§ Aim
Retype all of the entries word for word.

***

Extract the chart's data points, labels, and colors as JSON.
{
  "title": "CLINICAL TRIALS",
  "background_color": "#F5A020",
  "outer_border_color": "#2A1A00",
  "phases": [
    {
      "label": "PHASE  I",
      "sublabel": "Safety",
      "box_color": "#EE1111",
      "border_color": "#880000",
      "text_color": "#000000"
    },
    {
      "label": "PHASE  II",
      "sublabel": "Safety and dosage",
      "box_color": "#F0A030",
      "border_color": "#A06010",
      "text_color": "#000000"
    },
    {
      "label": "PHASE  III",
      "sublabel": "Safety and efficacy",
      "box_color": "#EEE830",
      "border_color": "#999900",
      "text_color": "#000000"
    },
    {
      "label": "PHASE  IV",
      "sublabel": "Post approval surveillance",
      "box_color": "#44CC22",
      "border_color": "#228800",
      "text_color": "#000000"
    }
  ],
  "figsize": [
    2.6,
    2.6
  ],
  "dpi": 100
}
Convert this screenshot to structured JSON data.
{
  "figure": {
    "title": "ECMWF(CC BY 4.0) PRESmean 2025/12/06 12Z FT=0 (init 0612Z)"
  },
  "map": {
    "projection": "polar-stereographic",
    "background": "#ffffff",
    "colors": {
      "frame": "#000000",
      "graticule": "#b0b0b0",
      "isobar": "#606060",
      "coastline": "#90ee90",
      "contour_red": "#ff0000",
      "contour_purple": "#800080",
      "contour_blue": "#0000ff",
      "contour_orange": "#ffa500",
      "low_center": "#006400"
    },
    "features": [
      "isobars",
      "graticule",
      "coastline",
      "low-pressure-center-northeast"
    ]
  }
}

***

§ Written solution
Extract the chart's data points, labels, and colors as JSON.
{
  "title": "CLINICAL TRIALS",
  "background_color": "#F5A020",
  "outer_border_color": "#2A1A00",
  "phases": [
    {
      "label": "PHASE  I",
      "sublabel": "Safety",
      "box_color": "#EE1111",
      "border_color": "#880000",
      "text_color": "#000000"
    },
    {
      "label": "PHASE  II",
      "sublabel": "Safety and dosage",
      "box_color": "#F0A030",
      "border_color": "#A06010",
      "text_color": "#000000"
    },
    {
      "label": "PHASE  III",
      "sublabel": "Safety and efficacy",
      "box_color": "#EEE830",
      "border_color": "#999900",
      "text_color": "#000000"
    },
    {
      "label": "PHASE  IV",
      "sublabel": "Post approval surveillance",
      "box_color": "#44CC22",
      "border_color": "#228800",
      "text_color": "#000000"
    }
  ],
  "figsize": [
    2.6,
    2.6
  ],
  "dpi": 100
}
Convert this screenshot to structured JSON data.
{
  "figure": {
    "title": "ECMWF(CC BY 4.0) PRESmean 2025/12/06 12Z FT=0 (init 0612Z)"
  },
  "map": {
    "projection": "polar-stereographic",
    "background": "#ffffff",
    "colors": {
      "frame": "#000000",
      "graticule": "#b0b0b0",
      "isobar": "#606060",
      "coastline": "#90ee90",
      "contour_red": "#ff0000",
      "contour_purple": "#800080",
      "contour_blue": "#0000ff",
      "contour_orange": "#ffa500",
      "low_center": "#006400"
    },
    "features": [
      "isobars",
      "graticule",
      "coastline",
      "low-pressure-center-northeast"
    ]
  }
}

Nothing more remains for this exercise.